__Given task__:
In the entries below, find the lines that contain the word "wody" and copy them.

[Records from a collection]
────────────────

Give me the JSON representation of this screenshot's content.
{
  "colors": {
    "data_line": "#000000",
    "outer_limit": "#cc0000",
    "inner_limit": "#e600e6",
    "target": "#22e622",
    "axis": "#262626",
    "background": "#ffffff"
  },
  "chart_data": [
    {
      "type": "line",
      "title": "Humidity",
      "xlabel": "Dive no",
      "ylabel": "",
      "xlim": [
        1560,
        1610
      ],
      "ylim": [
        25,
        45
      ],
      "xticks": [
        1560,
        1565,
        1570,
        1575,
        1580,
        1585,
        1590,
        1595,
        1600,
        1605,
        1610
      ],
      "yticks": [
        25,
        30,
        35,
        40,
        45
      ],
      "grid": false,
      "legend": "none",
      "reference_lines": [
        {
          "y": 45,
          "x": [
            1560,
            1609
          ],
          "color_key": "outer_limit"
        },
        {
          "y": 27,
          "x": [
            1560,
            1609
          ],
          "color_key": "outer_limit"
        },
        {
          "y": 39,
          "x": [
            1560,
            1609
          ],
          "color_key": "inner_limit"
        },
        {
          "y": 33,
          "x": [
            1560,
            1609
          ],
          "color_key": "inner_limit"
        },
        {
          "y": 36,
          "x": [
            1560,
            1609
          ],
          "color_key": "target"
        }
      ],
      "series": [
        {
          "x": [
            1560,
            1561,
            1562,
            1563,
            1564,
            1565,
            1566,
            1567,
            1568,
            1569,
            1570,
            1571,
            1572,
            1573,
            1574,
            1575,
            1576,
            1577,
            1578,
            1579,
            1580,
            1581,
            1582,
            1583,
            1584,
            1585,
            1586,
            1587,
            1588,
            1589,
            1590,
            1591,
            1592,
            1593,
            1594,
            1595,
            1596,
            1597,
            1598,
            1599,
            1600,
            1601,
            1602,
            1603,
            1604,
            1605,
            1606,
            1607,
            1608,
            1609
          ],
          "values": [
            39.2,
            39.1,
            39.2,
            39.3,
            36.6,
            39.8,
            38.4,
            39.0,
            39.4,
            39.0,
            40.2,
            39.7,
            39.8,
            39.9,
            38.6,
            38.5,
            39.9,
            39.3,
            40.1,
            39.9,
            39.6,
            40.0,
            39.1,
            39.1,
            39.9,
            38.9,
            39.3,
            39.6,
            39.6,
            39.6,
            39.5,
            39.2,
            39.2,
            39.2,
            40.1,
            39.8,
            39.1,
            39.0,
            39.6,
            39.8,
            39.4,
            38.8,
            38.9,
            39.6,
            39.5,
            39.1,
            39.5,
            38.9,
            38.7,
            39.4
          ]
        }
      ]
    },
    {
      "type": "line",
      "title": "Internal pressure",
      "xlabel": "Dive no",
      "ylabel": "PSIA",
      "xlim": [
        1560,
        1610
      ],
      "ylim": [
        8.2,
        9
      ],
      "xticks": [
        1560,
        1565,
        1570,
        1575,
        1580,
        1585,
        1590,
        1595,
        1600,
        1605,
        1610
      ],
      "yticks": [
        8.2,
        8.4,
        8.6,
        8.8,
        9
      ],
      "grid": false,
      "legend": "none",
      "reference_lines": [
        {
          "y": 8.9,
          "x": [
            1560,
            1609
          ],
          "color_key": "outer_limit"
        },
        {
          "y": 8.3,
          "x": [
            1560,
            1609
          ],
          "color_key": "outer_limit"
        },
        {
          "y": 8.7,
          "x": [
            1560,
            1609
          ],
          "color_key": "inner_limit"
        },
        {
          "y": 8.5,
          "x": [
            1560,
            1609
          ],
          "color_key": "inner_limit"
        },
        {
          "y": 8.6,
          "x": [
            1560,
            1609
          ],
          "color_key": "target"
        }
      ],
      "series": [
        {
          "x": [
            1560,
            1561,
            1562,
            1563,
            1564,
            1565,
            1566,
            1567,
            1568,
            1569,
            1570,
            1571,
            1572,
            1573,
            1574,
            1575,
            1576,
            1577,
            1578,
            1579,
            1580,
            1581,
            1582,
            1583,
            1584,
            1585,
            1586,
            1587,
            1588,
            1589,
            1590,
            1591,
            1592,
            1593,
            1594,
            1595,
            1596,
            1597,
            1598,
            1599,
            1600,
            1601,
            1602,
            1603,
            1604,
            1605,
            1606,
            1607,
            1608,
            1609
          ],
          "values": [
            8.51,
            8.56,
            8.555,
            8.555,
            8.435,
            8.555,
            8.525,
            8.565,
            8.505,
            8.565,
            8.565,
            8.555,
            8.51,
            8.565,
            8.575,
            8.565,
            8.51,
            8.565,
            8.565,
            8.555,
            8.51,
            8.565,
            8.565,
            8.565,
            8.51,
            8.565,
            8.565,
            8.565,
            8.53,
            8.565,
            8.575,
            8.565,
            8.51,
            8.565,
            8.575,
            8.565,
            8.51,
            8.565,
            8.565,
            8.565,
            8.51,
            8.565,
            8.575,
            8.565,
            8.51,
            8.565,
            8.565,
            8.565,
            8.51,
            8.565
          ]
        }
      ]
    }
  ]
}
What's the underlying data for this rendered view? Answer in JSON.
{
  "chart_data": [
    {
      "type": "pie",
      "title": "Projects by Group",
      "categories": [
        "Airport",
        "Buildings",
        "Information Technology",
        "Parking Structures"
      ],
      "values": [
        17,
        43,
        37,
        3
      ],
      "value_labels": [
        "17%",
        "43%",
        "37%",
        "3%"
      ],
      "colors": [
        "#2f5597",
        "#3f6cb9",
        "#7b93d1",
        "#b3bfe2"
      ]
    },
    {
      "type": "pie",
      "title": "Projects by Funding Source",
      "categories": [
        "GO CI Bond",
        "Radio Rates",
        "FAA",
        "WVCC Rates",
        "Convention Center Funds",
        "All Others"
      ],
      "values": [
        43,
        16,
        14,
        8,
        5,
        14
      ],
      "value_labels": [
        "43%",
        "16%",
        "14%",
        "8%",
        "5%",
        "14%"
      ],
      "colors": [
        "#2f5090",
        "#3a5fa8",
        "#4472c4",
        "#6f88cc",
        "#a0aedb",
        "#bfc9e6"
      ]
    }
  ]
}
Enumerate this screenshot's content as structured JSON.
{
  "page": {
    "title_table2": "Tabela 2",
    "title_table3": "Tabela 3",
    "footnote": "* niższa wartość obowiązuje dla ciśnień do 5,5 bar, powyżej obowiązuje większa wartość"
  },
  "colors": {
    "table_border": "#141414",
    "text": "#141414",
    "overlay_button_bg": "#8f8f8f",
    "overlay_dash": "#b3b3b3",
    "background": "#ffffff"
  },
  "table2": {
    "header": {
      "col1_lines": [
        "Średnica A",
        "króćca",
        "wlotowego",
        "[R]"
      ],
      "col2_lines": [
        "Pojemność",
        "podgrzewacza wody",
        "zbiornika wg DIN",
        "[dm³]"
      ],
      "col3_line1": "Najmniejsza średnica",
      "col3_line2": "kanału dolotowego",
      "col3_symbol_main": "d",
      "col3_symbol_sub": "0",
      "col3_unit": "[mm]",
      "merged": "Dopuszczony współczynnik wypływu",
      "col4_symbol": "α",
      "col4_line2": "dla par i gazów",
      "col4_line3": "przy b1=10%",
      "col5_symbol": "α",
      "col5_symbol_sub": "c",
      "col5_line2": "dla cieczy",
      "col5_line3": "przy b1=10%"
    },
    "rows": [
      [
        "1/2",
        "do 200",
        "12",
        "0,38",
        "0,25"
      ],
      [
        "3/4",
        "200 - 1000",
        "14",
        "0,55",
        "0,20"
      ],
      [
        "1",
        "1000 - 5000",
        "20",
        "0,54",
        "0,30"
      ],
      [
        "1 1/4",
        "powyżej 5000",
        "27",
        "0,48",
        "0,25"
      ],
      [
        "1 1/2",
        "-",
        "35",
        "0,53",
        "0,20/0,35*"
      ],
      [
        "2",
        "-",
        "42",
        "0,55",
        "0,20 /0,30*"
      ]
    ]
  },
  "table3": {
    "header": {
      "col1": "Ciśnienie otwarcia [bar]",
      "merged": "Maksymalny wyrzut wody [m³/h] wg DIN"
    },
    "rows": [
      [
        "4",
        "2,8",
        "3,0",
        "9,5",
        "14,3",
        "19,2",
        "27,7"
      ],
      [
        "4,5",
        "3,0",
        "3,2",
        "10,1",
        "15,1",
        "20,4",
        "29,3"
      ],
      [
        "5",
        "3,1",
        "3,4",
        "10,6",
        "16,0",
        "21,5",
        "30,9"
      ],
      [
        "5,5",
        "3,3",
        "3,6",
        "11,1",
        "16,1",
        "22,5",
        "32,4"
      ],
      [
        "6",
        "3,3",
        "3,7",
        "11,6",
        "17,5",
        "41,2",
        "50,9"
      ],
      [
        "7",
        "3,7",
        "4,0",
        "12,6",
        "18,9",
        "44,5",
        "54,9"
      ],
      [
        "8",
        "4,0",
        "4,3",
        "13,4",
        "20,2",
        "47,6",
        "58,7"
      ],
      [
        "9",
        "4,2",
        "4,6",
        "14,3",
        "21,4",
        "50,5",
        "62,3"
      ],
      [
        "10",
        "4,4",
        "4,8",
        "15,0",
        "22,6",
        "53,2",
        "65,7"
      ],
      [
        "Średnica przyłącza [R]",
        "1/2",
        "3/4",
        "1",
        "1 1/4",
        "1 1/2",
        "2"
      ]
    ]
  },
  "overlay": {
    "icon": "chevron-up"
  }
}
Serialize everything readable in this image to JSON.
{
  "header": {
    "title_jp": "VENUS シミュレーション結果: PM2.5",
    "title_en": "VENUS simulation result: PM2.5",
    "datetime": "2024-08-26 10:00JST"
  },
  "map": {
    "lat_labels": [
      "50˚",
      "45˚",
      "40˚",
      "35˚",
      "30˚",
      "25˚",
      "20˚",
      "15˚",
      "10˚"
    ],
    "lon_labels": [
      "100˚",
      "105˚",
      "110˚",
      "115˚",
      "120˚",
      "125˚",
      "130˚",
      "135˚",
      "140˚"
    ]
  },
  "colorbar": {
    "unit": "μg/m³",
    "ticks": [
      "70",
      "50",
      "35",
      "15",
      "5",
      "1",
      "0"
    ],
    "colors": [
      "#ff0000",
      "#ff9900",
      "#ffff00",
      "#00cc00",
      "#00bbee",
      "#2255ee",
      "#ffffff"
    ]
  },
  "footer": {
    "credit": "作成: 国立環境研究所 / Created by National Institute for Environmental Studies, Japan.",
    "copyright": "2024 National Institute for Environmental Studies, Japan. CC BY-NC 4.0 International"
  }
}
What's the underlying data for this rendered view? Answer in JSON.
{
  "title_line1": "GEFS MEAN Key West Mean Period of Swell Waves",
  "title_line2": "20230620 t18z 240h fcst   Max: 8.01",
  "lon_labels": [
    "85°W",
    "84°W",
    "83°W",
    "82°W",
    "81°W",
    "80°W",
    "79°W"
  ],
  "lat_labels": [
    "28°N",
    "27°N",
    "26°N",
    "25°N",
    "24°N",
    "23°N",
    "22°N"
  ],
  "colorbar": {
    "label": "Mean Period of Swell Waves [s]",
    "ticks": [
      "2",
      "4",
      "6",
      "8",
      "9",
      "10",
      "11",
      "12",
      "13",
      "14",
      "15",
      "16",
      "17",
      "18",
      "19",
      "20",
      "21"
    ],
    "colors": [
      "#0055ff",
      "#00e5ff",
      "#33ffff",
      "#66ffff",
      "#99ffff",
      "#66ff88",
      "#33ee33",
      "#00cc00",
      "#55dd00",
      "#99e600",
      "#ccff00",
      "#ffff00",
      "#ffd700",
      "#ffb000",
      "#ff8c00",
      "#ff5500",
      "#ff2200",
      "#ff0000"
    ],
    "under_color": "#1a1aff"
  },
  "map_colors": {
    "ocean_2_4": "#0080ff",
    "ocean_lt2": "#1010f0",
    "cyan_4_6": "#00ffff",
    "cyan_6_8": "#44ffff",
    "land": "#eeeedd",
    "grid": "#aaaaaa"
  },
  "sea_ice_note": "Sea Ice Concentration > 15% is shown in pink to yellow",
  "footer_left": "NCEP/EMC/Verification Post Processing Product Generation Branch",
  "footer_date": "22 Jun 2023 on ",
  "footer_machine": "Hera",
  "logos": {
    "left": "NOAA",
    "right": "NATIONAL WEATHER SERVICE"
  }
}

────────────────

__Full response__:
        "podgrzewacza wody",
      "merged": "Maksymalny wyrzut wody [m³/h] wg DIN"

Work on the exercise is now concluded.